| Do this |
Scan the data below and pick out the lines containing the word "hatten".

[BEGIN Record extracts]

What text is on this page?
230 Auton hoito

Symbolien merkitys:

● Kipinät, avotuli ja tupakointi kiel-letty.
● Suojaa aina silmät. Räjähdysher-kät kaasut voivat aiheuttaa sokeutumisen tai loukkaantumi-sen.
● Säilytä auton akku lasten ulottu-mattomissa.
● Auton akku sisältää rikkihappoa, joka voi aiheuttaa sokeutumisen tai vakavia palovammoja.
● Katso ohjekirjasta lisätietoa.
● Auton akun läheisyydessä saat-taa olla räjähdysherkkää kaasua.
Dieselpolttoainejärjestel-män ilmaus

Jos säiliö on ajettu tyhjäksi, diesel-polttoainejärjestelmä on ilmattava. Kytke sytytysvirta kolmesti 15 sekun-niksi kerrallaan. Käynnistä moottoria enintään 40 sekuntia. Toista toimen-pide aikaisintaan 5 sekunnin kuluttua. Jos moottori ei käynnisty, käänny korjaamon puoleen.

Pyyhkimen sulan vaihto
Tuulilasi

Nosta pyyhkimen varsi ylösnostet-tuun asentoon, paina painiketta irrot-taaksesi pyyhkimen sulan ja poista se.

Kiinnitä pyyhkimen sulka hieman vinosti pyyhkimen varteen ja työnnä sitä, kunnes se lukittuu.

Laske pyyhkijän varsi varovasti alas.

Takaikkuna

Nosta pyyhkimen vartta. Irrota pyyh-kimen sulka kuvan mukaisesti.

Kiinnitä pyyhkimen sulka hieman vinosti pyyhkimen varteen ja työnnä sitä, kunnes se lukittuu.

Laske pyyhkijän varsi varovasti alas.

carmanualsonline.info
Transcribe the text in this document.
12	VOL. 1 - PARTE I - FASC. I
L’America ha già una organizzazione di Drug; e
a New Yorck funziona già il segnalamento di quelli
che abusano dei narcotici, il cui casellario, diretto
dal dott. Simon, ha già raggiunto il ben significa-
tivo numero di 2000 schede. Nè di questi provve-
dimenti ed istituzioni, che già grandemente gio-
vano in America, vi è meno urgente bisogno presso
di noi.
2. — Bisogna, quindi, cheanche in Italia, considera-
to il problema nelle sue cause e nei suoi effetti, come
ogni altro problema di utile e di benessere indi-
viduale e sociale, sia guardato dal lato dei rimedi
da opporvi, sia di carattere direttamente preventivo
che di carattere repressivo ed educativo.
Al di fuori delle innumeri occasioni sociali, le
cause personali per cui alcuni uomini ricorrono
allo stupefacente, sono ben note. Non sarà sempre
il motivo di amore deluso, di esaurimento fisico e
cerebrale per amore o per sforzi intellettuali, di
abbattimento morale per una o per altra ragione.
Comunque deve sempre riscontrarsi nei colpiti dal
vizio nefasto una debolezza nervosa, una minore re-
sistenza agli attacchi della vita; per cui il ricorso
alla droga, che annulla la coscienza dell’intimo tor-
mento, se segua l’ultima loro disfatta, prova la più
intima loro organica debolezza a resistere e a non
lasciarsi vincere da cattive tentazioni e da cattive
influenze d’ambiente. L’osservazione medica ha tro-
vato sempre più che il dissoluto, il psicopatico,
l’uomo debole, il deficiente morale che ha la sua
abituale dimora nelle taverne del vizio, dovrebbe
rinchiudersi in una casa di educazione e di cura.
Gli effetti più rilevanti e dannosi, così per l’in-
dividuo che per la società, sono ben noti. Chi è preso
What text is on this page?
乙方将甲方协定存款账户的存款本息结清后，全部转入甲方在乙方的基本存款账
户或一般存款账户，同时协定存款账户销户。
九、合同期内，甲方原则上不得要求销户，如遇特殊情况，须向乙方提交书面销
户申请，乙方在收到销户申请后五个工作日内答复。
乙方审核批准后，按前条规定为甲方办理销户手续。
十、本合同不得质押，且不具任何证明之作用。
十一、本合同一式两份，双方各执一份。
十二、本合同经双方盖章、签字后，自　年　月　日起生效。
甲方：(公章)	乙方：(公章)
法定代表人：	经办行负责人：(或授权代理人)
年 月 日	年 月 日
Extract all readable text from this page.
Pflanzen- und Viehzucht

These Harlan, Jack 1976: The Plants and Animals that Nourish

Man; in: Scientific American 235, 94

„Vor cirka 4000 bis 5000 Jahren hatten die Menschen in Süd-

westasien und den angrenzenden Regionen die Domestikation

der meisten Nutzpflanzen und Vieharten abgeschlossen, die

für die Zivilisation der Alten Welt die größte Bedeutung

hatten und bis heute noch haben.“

[END Record extracts]

| Exercise response |
„Vor cirka 4000 bis 5000 Jahren hatten die Menschen in Süd-
hatten und bis heute noch haben.“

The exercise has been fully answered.